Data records
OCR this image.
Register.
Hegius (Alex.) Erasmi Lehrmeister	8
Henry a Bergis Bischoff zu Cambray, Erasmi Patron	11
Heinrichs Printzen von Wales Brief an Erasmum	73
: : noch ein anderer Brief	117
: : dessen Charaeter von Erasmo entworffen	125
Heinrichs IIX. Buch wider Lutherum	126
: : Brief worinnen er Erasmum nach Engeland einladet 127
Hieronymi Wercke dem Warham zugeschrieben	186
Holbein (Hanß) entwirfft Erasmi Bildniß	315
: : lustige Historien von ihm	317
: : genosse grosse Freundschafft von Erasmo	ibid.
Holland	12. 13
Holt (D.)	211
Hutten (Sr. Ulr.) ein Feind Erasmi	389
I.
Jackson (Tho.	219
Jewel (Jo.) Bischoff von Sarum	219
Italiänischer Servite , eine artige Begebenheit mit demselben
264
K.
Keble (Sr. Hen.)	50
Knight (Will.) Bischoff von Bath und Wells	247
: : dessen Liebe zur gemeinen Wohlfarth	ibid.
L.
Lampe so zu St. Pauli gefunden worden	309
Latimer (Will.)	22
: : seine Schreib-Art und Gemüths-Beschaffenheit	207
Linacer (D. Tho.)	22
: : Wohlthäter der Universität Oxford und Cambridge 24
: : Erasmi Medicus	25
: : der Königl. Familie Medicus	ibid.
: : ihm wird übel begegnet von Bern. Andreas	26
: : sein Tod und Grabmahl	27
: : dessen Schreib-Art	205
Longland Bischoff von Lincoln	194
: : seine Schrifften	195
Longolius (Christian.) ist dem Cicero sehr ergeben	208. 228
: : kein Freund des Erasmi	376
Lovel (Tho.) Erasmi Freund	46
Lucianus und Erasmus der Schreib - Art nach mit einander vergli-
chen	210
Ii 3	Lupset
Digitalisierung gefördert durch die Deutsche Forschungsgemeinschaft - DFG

- [What is expected]: The records above should be returned exactly.

- [Task output]:
OCR this image.
Register.
Hegius (Alex.) Erasmi Lehrmeister	8
Henry a Bergis Bischoff zu Cambray, Erasmi Patron	11
Heinrichs Printzen von Wales Brief an Erasmum	73
: : noch ein anderer Brief	117
: : dessen Charaeter von Erasmo entworffen	125
Heinrichs IIX. Buch wider Lutherum	126
: : Brief worinnen er Erasmum nach Engeland einladet 127
Hieronymi Wercke dem Warham zugeschrieben	186
Holbein (Hanß) entwirfft Erasmi Bildniß	315
: : lustige Historien von ihm	317
: : genosse grosse Freundschafft von Erasmo	ibid.
Holland	12. 13
Holt (D.)	211
Hutten (Sr. Ulr.) ein Feind Erasmi	389
I.
Jackson (Tho.	219
Jewel (Jo.) Bischoff von Sarum	219
Italiänischer Servite , eine artige Begebenheit mit demselben
264
K.
Keble (Sr. Hen.)	50
Knight (Will.) Bischoff von Bath und Wells	247
: : dessen Liebe zur gemeinen Wohlfarth	ibid.
L.
Lampe so zu St. Pauli gefunden worden	309
Latimer (Will.)	22
: : seine Schreib-Art und Gemüths-Beschaffenheit	207
Linacer (D. Tho.)	22
: : Wohlthäter der Universität Oxford und Cambridge 24
: : Erasmi Medicus	25
: : der Königl. Familie Medicus	ibid.
: : ihm wird übel begegnet von Bern. Andreas	26
: : sein Tod und Grabmahl	27
: : dessen Schreib-Art	205
Longland Bischoff von Lincoln	194
: : seine Schrifften	195
Longolius (Christian.) ist dem Cicero sehr ergeben	208. 228
: : kein Freund des Erasmi	376
Lovel (Tho.) Erasmi Freund	46
Lucianus und Erasmus der Schreib - Art nach mit einander vergli-
chen	210
Ii 3	Lupset
Digitalisierung gefördert durch die Deutsche Forschungsgemeinschaft - DFG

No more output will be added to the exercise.